Page excerpt
_ _ _
But don’t think its just Republicans who try to get around the Act. Southern Democrats try to get around the law for pernicious reasons as well. A couple of years back two white democratic legislators – a Senator and a House member from predominately black Fairfield County, tried to take over their local majority–black school board by successfully passing a measure in the State Legislature that would have given them the power to appoint school board members and gain control of the board’s budget. The law, had it stood, would have put back in place the same Constitutional setup that existed in the early 1900s. In those days white supremacy was the order of the day in South Carolina. It was a time when politicians openly spoke about “fixing” the state’s Constitution after Reconstruction ended to keep black people from power in perpetuity.
Luckily, the state legislature failed to have their school board takeover scheme pre-cleared by the Justice Department as required by Section 5. Once a challenge was filed the law was rejected. One of the legislators, former Representative Boyd Brown, is now a member of the Democratic National Committee.
Unsurprisingly, the two white legislators were educated at a predominately white, private academy set up in response to school desegregation in the 60s. Coincidentally, Justices Roberts and Scalia’s early education were at private, religious schools.
Additionally, the Act doesn’t just protect African Americans. It protects alternative political parties. South Carolina is one of only a few states that permit fusion voting, allowing multiple political parties to nominate the same candidate. Here in South Carolina I was a plaintiff in a 2010 lawsuit against the State Election Commission when it tried to require that political candidates formally notify the state elections commission, in advance of the primary election, of each party that might choose to nominate them and whose nomination they may seek. The law would have in effect barred electoral fusion because alternative parties, which often choose to cross-nominate the winner of a major political party’s primary, cannot know who the major party candidate in the general election will be before the primaries actually takes place, and cannot put a candidate who hasn’t filed multiple intention forms on its ballot.
A federal court blocked implementation of the state’s requirement after the American Civil Liberties Union filed a lawsuit charging that the requirement violated Section 5 and that it “severely impairs alternative political parties’ ability to get their candidates on the ballot in violation of the free speech protections of U.S. Constitution.”
Doubtless, the Voting Rights Act has been a “necessary and effective tool” in safeguarding minority-voting rights. It is also a double-edge sword because it has helped bolster Republican control of southern state legislatures. In that regard, some opponents and critics of the Act argue that Section 5 is often interpreted to require “racial gerrymandering” in order to ensure minority representation. Some critics, black and white, mainly libertarians and white democrats, point out that while there’s been an increase in black representation in state houses and congressional districts across the south that African Americans have seats but no real voting power. Moreover, southern white democrats say that the cost has been a more racially polarized set up where blacks negotiate with white Republicans when it comes time to draw representational lines which in turn fuels the rise of blue- dog conservative democrats who believe they have to be “republican-lite” to stand a chance of getting elected to any office. And, in some states, Republicans are now attempting to make party registration law in the South, which will most likely lead to a black party – Democrats, and a white party – Republicans.
_ _ _
Dataset content
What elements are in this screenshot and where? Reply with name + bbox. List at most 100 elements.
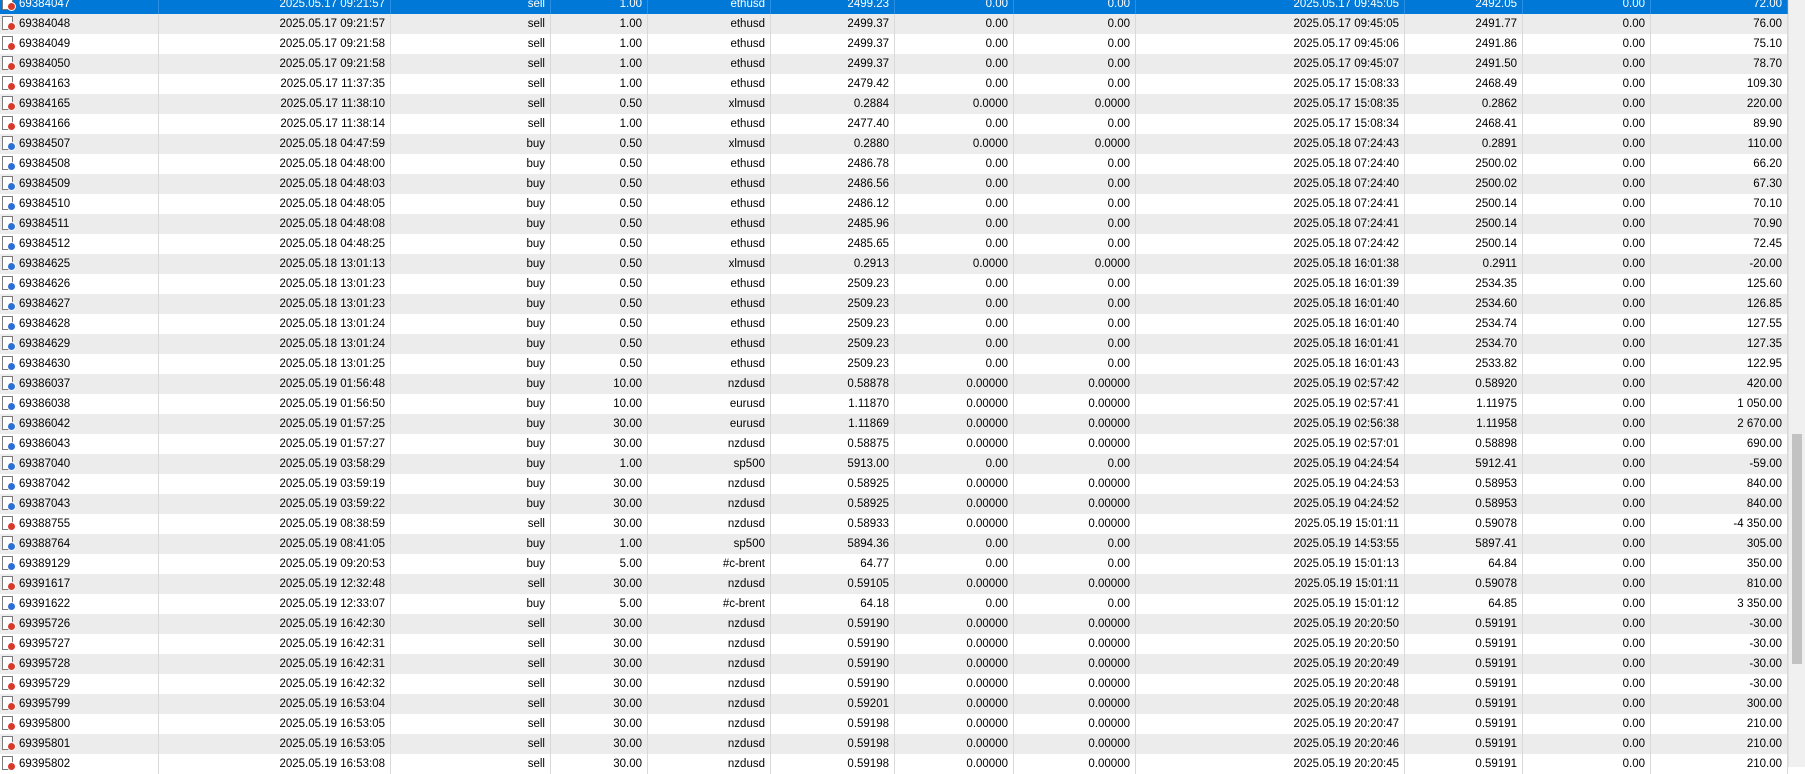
_ _ _
To do
1. From the Voting Rights Act excerpt, reproduce word for word the passage from "Unsurprisingly, the two" up to and including "private, religious schools.".
2. In the Voting Rights Act excerpt, what position does former Representative Boyd Brown now hold?

Task-by-task outputs
1.
Unsurprisingly, the two white legislators were educated at a predominately white, private academy set up in response to school desegregation in the 60s. Coincidentally, Justices Roberts and Scalia’s early education were at private, religious schools.

2. He is now a member of the Democratic National Committee.